[TRECHO DO TEXTO]

::::

O teto de vidro da felicidade é mantido no lugar por dois pilares sólidos, um psicológico e outro biológico. No nível psicológico, a felicidade depende mais de expectativas do que de condições objetivas. Não ficamos satisfeitos com uma existência pacífica e próspera. Em vez disso, nosso contentamento resulta de a realidade corresponder a nossas expectativas. A má notícia é que, à medida que as condições melhoram, nossas expectativas inflam. Melhoras dramáticas nas condições, como as que a humanidade vem experimentando em décadas recentes, se traduzem em expectativas maiores e não em mais contentamento. Se não fizermos alguma coisa quanto a isso, ficaremos insatisfeitos também com nossas conquistas futuras.

::::

[INSTRUÇÃO] Dê continuidade ao trecho sobre o teto de vidro da felicidade, começando logo depois da última frase.

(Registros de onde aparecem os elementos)
::::

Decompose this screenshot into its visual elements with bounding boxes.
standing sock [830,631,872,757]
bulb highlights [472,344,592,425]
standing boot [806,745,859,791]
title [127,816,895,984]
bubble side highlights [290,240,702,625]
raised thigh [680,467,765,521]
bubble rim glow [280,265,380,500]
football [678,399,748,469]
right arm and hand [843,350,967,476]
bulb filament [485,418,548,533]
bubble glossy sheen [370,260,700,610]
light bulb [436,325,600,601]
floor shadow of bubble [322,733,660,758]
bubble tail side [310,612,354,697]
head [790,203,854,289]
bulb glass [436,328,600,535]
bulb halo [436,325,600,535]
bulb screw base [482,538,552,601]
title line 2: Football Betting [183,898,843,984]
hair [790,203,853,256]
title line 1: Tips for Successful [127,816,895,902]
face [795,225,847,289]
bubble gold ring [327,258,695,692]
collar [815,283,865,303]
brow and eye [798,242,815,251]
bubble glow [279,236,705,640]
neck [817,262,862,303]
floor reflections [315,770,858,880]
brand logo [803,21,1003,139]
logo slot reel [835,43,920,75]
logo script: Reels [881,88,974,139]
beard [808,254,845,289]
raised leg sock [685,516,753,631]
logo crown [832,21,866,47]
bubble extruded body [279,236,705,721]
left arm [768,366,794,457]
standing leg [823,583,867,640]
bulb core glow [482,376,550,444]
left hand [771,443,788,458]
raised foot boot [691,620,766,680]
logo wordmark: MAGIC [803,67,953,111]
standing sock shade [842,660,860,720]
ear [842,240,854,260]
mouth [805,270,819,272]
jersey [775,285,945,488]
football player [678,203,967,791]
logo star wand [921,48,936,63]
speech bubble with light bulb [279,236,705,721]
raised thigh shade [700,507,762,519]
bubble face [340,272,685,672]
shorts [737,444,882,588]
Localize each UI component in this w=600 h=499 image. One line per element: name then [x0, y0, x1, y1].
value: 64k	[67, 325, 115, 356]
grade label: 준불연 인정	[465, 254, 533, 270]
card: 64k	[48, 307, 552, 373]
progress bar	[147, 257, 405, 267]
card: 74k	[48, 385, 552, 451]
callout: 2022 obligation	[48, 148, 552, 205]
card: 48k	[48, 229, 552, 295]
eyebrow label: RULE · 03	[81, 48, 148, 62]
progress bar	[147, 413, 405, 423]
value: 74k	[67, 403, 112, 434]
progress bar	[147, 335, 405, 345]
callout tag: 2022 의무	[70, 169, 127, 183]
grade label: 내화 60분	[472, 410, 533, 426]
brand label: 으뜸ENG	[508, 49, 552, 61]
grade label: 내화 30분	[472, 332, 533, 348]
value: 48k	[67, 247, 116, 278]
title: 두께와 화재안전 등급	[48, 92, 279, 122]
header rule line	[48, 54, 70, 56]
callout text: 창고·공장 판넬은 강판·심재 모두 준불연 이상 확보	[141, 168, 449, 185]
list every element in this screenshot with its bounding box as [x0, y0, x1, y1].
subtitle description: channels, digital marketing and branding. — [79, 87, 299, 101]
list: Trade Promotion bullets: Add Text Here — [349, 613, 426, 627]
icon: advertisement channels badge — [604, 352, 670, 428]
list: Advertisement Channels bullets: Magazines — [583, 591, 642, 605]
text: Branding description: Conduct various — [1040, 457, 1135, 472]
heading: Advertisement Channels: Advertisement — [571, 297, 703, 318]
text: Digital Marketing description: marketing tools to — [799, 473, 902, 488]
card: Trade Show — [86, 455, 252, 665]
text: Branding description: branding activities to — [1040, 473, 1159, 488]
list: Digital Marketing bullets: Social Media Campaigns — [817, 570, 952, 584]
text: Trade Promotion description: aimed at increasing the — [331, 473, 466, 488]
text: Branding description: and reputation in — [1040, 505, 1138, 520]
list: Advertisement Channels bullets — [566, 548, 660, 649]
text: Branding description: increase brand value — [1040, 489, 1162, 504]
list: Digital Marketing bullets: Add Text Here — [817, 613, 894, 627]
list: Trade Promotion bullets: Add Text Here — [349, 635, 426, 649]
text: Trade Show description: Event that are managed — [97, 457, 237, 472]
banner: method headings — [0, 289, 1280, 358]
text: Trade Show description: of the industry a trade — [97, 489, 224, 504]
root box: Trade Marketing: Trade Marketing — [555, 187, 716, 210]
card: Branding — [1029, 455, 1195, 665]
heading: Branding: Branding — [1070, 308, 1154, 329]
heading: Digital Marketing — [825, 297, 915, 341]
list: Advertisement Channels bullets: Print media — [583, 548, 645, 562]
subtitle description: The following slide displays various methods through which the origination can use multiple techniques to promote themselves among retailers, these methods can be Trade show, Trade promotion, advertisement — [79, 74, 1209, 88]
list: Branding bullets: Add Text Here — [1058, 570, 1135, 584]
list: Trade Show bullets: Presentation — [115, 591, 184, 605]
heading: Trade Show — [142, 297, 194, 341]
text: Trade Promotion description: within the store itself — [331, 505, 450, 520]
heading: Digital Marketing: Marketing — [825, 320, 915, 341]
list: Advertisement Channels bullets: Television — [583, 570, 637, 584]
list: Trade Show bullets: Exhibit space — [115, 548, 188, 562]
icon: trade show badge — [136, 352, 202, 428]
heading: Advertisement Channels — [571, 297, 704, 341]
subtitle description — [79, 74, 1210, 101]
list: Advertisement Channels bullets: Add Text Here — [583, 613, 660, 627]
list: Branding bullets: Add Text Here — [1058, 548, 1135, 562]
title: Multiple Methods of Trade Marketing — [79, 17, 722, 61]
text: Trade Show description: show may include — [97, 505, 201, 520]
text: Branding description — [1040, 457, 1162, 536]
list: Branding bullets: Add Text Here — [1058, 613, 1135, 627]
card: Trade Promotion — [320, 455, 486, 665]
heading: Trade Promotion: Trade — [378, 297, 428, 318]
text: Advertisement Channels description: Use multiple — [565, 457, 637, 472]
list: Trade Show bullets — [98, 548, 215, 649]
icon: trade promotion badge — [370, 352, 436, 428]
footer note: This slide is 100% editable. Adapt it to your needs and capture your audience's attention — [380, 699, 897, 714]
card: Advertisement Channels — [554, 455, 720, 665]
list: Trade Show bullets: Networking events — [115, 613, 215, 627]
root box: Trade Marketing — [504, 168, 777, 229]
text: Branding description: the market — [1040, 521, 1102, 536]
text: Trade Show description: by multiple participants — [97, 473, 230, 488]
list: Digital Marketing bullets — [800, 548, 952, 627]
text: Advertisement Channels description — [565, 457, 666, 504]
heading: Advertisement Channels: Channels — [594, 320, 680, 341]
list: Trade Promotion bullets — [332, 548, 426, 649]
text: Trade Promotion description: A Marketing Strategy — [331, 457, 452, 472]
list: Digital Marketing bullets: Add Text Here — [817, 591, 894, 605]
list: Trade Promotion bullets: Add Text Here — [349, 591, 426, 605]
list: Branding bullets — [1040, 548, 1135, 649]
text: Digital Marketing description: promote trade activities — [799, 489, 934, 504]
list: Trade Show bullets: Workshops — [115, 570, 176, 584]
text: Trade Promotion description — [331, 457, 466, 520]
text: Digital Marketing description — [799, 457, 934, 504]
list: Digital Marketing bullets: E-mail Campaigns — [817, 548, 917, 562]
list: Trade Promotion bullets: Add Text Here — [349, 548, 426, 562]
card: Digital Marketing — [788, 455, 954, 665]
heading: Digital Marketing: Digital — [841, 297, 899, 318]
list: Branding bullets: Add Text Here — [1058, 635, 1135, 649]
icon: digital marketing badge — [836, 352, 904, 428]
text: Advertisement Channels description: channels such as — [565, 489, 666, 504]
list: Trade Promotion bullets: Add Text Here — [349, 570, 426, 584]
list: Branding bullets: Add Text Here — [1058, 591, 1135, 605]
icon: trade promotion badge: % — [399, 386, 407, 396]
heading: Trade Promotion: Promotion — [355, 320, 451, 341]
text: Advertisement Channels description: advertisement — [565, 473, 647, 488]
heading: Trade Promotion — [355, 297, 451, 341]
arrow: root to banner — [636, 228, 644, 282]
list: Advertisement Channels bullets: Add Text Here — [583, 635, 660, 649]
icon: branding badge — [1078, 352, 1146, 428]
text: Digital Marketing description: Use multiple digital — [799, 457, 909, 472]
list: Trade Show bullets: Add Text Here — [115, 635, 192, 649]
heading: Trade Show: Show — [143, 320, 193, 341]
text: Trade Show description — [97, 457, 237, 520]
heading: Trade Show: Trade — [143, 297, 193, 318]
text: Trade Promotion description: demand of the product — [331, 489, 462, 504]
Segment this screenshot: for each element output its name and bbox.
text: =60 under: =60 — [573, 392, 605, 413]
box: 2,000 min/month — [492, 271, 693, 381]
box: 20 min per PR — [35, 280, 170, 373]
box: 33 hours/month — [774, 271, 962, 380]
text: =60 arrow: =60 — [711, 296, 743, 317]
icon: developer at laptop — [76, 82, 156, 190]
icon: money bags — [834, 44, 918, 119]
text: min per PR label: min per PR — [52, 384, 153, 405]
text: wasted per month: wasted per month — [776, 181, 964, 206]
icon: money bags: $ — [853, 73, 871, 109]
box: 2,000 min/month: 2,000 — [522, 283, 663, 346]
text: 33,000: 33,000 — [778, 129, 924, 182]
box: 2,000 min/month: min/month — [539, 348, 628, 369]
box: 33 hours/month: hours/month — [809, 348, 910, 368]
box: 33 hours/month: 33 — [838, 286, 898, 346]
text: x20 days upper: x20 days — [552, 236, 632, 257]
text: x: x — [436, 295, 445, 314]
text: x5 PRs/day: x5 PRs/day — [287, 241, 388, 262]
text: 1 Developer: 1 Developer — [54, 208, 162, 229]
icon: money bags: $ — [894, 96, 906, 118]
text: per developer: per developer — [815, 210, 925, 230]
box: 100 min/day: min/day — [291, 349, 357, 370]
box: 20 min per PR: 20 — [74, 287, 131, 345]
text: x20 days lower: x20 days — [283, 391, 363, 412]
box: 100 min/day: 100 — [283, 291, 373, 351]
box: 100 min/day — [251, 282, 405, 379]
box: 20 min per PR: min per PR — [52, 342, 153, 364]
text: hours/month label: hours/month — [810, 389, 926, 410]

::::

[RESPOSTA ABAIXO]
No nível biológico, tanto nossas expectativas como nossa felicidade são determinadas mais pela bioquímica do que pela situação econômica, social ou política. Segundo Epicuro, ficamos felizes quando desfrutamos de sensações agradáveis e nos sentimos livres das desagradáveis. Jeremy Bentham, de modo semelhante, sustentava que a natureza deu o domínio sobre o homem a dois senhores — o prazer e a dor — e eles sozinhos determinam tudo o que fazemos, dizemos e pensamos. O sucessor de Bentham, John Stuart Mill, explicou que a felicidade nada é senão o prazer e a libertação da dor e que, para além de um e de outro, não há nem o bem nem o mal. Aquele que buscar deduzir o bem e o mal de algo diferente (como a palavra de Deus ou o interesse nacional) estará tentando enganá-lo, e talvez enganando a si mesmo também.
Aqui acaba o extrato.